== GIVEN INSTRUCTION ==
Copy out everything in the data from the very start down to the line containing "712, 2176, 723]", keeping both ends.

Labeled region entries:
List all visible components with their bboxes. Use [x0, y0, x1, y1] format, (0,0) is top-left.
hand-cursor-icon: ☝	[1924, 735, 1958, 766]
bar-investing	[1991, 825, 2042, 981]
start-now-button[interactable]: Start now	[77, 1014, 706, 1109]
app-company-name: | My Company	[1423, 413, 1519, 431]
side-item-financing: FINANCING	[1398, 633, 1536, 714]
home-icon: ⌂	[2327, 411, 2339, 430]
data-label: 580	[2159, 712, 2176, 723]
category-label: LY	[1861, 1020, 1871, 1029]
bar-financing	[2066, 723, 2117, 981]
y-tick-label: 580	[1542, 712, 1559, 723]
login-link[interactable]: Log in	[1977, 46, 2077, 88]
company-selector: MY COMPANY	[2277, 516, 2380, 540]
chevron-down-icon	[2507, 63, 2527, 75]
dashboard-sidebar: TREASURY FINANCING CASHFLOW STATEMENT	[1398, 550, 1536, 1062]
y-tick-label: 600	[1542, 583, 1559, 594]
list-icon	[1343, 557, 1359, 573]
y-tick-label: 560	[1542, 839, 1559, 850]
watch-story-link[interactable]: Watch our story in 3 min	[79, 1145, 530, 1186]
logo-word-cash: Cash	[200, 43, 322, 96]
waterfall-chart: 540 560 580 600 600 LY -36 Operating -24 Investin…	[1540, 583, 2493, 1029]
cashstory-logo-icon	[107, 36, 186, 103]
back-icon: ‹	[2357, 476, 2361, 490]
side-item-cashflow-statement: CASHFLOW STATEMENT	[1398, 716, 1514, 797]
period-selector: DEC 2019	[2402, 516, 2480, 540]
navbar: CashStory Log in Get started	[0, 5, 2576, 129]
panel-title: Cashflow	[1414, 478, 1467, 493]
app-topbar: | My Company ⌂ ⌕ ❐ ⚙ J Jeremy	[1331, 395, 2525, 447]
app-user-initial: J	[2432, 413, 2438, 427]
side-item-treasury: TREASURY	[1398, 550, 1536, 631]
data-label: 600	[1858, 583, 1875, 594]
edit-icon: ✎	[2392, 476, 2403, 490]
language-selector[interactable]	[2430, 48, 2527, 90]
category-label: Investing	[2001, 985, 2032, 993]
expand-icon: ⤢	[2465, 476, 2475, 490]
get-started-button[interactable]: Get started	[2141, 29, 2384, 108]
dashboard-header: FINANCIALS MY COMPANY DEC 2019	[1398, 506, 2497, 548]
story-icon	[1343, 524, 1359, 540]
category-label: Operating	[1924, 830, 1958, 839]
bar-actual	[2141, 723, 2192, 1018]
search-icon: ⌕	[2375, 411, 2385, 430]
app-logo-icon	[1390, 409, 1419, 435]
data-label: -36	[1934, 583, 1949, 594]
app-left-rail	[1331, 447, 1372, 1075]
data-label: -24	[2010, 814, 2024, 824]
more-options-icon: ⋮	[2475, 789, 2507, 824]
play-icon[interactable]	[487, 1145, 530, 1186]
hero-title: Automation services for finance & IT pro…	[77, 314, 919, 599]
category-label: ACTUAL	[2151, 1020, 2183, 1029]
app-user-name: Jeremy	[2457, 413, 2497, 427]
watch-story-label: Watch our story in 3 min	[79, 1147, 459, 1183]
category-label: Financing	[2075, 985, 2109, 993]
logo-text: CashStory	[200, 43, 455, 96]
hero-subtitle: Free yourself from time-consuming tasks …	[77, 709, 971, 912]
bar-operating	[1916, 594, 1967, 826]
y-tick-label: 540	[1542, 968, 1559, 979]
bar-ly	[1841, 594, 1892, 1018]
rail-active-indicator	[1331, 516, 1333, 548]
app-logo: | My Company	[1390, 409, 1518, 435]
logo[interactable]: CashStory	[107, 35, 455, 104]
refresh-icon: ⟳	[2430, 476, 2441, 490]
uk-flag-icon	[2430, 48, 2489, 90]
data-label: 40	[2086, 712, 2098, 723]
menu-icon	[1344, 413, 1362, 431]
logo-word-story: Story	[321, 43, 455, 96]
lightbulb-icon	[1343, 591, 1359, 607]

== EXERCISE RESPONSE ==
List all visible components with their bboxes. Use [x0, y0, x1, y1] format, (0,0) is top-left.
hand-cursor-icon: ☝	[1924, 735, 1958, 766]
bar-investing	[1991, 825, 2042, 981]
start-now-button[interactable]: Start now	[77, 1014, 706, 1109]
app-company-name: | My Company	[1423, 413, 1519, 431]
side-item-financing: FINANCING	[1398, 633, 1536, 714]
home-icon: ⌂	[2327, 411, 2339, 430]
data-label: 580	[2159, 712, 2176, 723]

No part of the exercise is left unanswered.